Locate the lines of the listing below that hold "성장장애", then copy each of them.

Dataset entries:
-- -- --

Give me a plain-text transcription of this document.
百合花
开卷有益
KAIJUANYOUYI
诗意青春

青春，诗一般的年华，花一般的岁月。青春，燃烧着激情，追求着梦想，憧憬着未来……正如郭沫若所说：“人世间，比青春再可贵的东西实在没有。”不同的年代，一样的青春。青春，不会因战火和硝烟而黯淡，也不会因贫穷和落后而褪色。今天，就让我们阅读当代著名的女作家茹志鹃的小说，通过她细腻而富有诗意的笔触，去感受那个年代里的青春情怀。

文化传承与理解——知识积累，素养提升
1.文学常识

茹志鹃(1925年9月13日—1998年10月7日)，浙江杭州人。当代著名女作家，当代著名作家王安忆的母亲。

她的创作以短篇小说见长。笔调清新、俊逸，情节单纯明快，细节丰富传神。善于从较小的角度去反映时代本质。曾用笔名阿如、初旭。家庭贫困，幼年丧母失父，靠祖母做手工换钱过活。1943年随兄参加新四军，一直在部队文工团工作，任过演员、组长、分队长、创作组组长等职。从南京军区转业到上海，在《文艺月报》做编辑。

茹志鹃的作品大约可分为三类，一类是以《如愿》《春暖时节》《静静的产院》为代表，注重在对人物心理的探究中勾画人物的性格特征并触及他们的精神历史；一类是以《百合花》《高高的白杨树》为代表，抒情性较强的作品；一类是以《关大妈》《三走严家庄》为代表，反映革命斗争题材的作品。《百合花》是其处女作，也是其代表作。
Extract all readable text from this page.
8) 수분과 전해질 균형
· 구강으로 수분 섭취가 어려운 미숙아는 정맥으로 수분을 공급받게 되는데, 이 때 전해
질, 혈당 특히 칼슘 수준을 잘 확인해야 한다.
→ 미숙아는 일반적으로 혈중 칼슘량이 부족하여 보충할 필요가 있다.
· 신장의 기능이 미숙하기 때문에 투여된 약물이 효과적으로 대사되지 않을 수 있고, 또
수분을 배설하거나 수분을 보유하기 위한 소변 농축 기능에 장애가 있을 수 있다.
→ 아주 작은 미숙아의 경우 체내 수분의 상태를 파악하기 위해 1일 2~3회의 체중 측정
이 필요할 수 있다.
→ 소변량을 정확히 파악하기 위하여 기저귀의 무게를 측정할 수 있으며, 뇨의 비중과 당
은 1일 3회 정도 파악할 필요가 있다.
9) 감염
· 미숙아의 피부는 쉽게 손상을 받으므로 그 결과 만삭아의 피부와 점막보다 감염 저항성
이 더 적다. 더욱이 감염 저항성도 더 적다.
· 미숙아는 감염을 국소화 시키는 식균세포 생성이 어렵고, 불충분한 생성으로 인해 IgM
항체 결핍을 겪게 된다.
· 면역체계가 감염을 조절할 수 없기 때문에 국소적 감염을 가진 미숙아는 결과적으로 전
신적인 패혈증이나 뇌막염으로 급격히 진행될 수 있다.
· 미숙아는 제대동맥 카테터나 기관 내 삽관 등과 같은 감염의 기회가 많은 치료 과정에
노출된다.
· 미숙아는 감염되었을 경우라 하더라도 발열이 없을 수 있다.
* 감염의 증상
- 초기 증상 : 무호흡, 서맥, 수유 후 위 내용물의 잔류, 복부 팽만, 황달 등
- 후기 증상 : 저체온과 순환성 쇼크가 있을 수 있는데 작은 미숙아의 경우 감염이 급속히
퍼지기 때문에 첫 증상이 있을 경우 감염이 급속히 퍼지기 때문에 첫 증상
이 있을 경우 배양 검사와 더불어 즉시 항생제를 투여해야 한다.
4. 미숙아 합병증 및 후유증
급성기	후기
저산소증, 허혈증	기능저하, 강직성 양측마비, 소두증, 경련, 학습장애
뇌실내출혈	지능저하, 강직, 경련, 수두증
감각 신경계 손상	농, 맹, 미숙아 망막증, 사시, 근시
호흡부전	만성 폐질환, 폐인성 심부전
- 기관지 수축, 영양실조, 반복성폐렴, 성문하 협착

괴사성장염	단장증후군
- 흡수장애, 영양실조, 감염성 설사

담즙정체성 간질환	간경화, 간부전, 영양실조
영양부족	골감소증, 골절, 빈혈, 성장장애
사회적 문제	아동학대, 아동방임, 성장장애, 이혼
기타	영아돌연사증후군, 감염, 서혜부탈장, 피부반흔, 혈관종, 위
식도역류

-- -- --

_ANSWER FOR THIS EXERCISE_
영양부족	골감소증, 골절, 빈혈, 성장장애
사회적 문제	아동학대, 아동방임, 성장장애, 이혼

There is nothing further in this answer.